What you need to do: Each line that holds the word "Nasal" counts once; give the total number of such lines and nothing else.

Extracted material:
[start]

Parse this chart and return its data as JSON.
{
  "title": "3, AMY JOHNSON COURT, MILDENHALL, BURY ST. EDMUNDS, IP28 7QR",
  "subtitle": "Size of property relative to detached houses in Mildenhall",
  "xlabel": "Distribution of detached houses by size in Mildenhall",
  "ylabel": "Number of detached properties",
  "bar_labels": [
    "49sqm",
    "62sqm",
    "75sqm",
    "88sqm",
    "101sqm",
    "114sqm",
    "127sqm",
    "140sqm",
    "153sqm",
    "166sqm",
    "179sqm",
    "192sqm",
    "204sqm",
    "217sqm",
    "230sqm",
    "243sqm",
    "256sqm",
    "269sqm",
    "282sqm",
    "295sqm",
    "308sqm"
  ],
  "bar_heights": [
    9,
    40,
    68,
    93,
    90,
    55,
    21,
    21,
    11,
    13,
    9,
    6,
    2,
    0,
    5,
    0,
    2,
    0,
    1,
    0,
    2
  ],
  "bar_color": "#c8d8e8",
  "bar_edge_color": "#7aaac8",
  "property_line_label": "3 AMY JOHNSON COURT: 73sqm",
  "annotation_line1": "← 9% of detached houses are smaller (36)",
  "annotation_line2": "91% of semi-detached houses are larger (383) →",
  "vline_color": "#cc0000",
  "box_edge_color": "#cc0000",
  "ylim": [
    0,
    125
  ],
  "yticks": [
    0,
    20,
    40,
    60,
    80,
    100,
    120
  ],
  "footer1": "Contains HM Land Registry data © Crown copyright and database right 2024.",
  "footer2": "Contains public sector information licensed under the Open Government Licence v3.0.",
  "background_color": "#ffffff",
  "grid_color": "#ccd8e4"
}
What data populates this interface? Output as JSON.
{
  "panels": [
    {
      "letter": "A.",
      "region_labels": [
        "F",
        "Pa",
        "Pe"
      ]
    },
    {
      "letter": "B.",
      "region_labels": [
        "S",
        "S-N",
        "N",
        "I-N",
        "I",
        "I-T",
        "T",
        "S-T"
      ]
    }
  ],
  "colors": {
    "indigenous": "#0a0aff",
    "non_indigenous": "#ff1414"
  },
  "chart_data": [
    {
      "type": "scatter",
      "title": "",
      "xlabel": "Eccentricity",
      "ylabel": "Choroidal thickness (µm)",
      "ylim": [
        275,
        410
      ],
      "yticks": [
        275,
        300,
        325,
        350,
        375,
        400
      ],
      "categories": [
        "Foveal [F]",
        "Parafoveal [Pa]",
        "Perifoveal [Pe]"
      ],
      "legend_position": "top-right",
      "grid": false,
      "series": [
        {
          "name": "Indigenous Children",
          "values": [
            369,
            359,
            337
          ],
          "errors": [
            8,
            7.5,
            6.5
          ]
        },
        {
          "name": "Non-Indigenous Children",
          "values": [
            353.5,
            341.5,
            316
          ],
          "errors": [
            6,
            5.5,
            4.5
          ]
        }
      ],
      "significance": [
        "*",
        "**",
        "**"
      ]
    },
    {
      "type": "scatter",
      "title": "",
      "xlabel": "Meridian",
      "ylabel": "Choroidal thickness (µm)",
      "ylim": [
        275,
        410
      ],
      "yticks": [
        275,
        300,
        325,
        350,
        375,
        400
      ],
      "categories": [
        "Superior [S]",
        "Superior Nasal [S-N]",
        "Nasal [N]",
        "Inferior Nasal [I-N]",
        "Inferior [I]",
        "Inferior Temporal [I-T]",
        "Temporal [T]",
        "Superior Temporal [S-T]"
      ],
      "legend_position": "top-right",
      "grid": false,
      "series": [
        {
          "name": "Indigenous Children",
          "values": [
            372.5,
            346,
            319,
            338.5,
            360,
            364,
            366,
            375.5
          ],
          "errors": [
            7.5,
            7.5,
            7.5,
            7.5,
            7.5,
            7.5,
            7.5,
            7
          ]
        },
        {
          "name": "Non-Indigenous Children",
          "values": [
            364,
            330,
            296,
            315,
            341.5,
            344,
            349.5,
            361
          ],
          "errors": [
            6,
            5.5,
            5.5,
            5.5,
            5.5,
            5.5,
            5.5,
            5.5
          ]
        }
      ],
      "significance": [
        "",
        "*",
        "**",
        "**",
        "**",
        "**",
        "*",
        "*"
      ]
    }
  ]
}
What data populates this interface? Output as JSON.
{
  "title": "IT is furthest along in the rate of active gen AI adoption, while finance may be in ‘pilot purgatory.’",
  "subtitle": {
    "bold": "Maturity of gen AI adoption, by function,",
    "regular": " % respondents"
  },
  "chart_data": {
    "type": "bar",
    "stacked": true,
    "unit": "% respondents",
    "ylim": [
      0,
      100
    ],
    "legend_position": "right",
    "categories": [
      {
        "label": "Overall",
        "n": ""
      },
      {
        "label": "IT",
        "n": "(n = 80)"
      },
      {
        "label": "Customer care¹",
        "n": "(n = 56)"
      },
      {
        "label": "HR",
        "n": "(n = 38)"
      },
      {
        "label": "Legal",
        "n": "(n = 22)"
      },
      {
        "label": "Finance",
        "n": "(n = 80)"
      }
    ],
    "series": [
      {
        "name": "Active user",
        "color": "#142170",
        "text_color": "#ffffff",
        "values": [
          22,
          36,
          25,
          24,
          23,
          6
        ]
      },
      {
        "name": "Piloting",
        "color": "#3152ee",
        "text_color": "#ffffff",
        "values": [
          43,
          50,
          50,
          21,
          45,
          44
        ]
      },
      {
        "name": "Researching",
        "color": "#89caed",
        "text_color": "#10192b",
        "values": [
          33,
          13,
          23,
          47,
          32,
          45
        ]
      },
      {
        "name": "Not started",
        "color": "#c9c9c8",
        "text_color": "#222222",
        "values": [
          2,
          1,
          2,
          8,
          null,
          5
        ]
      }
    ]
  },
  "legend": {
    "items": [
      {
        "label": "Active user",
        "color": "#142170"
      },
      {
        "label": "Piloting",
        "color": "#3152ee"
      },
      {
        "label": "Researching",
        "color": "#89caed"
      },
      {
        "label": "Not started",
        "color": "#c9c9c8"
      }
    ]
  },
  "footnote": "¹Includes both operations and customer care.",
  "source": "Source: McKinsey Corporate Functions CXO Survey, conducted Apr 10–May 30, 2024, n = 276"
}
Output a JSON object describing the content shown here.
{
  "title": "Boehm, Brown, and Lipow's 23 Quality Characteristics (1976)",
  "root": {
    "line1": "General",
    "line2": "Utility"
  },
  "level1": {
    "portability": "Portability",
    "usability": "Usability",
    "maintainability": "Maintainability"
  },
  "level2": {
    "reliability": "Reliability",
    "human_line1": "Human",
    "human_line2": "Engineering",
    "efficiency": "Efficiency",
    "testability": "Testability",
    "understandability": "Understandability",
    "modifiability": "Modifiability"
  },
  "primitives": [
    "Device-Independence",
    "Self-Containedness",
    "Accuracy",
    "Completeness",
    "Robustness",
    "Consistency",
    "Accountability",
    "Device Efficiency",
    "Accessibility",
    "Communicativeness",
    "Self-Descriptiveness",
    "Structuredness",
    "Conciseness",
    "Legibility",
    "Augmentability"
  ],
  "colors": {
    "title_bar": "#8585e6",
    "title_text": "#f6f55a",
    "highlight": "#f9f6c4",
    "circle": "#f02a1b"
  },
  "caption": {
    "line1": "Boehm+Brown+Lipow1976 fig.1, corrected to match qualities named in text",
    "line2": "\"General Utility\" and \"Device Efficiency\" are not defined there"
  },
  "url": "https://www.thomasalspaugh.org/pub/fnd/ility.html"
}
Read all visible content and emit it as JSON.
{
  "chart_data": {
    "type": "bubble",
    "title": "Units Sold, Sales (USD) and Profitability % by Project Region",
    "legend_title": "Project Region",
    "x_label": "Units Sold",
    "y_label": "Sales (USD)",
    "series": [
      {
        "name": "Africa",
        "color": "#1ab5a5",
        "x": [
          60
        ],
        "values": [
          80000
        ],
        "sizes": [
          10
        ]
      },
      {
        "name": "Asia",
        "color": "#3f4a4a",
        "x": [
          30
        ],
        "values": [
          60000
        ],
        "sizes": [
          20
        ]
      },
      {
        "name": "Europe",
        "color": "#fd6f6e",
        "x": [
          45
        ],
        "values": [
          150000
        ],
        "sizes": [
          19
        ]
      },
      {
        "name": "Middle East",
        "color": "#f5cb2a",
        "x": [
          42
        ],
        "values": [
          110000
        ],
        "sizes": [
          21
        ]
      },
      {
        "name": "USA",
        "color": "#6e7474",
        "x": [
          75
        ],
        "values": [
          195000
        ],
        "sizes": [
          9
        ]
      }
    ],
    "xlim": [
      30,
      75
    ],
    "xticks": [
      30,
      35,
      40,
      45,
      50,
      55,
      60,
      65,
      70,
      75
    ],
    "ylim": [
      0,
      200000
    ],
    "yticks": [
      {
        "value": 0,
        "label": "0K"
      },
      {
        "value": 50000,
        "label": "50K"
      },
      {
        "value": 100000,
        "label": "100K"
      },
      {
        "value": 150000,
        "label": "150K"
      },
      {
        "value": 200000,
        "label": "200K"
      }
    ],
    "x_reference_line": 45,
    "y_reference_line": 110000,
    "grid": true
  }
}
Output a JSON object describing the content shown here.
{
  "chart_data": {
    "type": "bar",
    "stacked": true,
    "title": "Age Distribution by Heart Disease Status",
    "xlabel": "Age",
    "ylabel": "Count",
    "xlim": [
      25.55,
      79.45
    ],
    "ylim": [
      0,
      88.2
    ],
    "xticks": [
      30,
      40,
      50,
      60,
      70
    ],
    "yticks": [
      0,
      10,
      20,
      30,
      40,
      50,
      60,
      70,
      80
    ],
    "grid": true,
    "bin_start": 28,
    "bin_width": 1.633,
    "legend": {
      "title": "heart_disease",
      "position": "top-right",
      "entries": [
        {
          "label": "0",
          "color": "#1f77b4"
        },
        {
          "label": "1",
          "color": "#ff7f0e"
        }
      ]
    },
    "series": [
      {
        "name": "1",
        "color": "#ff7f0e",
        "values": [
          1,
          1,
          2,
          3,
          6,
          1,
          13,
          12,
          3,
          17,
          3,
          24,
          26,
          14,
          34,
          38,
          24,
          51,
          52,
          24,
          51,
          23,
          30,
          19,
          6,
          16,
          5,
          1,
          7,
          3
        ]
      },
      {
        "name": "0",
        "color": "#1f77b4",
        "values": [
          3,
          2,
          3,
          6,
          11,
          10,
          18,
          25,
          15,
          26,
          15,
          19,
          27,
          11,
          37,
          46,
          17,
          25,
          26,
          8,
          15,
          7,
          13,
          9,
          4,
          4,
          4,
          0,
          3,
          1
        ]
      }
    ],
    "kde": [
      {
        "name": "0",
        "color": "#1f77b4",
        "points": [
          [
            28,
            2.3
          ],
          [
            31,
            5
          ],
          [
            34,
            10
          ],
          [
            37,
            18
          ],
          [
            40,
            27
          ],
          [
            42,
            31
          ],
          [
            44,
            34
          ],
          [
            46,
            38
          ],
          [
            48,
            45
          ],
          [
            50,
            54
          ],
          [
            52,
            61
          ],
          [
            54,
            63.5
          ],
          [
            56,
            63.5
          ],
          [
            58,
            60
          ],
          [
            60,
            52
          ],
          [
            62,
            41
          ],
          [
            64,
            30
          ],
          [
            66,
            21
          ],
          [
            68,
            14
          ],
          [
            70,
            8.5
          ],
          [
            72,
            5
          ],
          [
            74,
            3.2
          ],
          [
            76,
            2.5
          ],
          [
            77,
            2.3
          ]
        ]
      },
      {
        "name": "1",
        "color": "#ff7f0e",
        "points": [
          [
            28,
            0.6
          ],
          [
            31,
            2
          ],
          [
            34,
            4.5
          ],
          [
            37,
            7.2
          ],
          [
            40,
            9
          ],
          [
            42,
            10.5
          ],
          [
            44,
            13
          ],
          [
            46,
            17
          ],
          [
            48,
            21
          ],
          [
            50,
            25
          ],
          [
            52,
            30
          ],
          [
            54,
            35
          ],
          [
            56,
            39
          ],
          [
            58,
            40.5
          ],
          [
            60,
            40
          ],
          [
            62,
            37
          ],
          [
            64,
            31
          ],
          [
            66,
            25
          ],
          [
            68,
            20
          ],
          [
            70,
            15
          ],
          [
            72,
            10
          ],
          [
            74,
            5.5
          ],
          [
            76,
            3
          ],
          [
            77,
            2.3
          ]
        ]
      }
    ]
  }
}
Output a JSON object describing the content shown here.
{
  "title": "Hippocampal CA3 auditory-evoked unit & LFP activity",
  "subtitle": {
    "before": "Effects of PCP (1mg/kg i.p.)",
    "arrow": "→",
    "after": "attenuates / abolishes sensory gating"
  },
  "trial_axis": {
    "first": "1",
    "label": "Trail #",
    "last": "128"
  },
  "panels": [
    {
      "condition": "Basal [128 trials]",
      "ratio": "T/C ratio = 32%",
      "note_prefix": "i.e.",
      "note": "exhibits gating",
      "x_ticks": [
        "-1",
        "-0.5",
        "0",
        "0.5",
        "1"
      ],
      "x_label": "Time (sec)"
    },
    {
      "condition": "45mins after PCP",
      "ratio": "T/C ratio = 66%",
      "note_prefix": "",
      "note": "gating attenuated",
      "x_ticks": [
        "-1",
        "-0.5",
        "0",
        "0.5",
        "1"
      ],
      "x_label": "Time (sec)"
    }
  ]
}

[end]

Final answer: 3